Written problem → Copy the following records verbatim, reproducing every line as it appears.

_ _ _ _

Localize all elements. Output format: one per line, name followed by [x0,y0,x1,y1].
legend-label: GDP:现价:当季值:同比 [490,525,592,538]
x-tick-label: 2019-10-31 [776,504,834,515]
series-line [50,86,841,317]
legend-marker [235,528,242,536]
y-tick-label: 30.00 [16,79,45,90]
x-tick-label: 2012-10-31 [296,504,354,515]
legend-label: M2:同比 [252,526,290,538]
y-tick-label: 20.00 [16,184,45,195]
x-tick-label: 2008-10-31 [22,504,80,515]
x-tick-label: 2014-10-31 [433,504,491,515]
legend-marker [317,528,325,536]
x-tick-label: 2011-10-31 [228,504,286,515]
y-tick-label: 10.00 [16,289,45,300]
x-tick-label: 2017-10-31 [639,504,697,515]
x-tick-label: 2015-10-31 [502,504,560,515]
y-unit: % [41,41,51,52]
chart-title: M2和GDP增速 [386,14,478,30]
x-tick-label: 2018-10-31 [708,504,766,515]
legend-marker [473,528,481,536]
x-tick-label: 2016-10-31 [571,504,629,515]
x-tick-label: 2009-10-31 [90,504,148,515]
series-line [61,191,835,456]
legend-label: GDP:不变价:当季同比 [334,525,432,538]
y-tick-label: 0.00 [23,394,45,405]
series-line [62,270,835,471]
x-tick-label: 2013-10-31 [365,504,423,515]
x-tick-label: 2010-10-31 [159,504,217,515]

_ _ _ _

The output →
Localize all elements. Output format: one per line, name followed by [x0,y0,x1,y1].
legend-label: GDP:现价:当季值:同比 [490,525,592,538]
x-tick-label: 2019-10-31 [776,504,834,515]
series-line [50,86,841,317]
legend-marker [235,528,242,536]
y-tick-label: 30.00 [16,79,45,90]
x-tick-label: 2012-10-31 [296,504,354,515]
legend-label: M2:同比 [252,526,290,538]
y-tick-label: 20.00 [16,184,45,195]
x-tick-label: 2008-10-31 [22,504,80,515]
x-tick-label: 2014-10-31 [433,504,491,515]
legend-marker [317,528,325,536]
x-tick-label: 2011-10-31 [228,504,286,515]
y-tick-label: 10.00 [16,289,45,300]
x-tick-label: 2017-10-31 [639,504,697,515]
x-tick-label: 2015-10-31 [502,504,560,515]
y-unit: % [41,41,51,52]
chart-title: M2和GDP增速 [386,14,478,30]
x-tick-label: 2018-10-31 [708,504,766,515]
legend-marker [473,528,481,536]
x-tick-label: 2016-10-31 [571,504,629,515]
x-tick-label: 2009-10-31 [90,504,148,515]
series-line [61,191,835,456]
legend-label: GDP:不变价:当季同比 [334,525,432,538]
y-tick-label: 0.00 [23,394,45,405]
series-line [62,270,835,471]
x-tick-label: 2013-10-31 [365,504,423,515]
x-tick-label: 2010-10-31 [159,504,217,515]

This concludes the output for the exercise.